# Written task
Retype the records below word for word and omit any image.

____________

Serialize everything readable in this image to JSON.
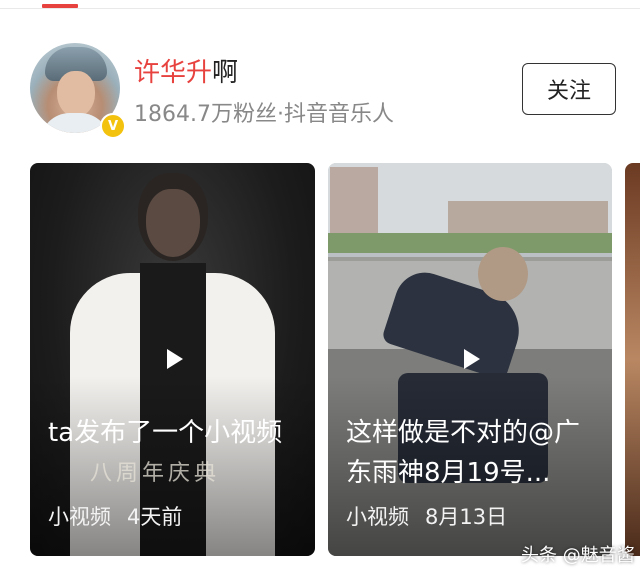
{
  "profile": {
    "name_primary": "许华升",
    "name_suffix": "啊",
    "followers_line": "1864.7万粉丝·抖音音乐人",
    "follow_label": "关注",
    "verified_mark": "V"
  },
  "videos": [
    {
      "title": "ta发布了一个小视频",
      "watermark_text": "八周年庆典",
      "type_label": "小视频",
      "time": "4天前"
    },
    {
      "title": "这样做是不对的@广东雨神8月19号...",
      "type_label": "小视频",
      "time": "8月13日"
    }
  ],
  "source_watermark": "头条 @魅音酱",
  "colors": {
    "accent": "#e8423f",
    "verified": "#f3c20f",
    "secondary_text": "#888888"
  },
  "icons": {
    "play": "play-icon",
    "verified": "verified-badge-icon"
  }
}
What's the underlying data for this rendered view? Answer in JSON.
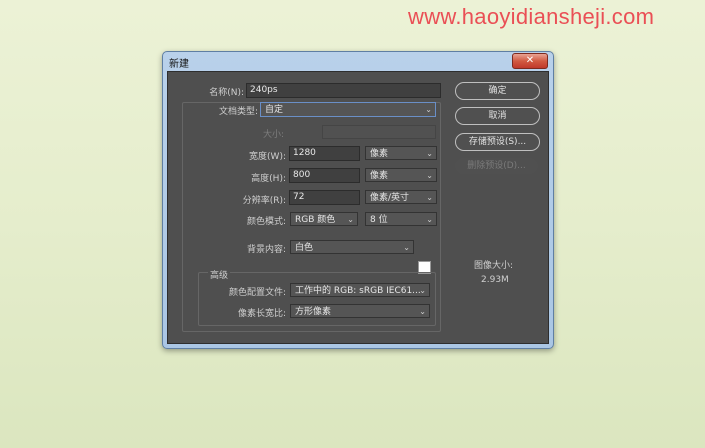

____________

# Output of the exercise
Serialize everything readable in this image to JSON.
{
  "profile": {
    "name_primary": "许华升",
    "name_suffix": "啊",
    "followers_line": "1864.7万粉丝·抖音音乐人",
    "follow_label": "关注",
    "verified_mark": "V"
  },
  "videos": [
    {
      "title": "ta发布了一个小视频",
      "watermark_text": "八周年庆典",
      "type_label": "小视频",
      "time": "4天前"
    },
    {
      "title": "这样做是不对的@广东雨神8月19号...",
      "type_label": "小视频",
      "time": "8月13日"
    }
  ],
  "source_watermark": "头条 @魅音酱",
  "colors": {
    "accent": "#e8423f",
    "verified": "#f3c20f",
    "secondary_text": "#888888"
  },
  "icons": {
    "play": "play-icon",
    "verified": "verified-badge-icon"
  }
}
What's the underlying data for this rendered view? Answer in JSON.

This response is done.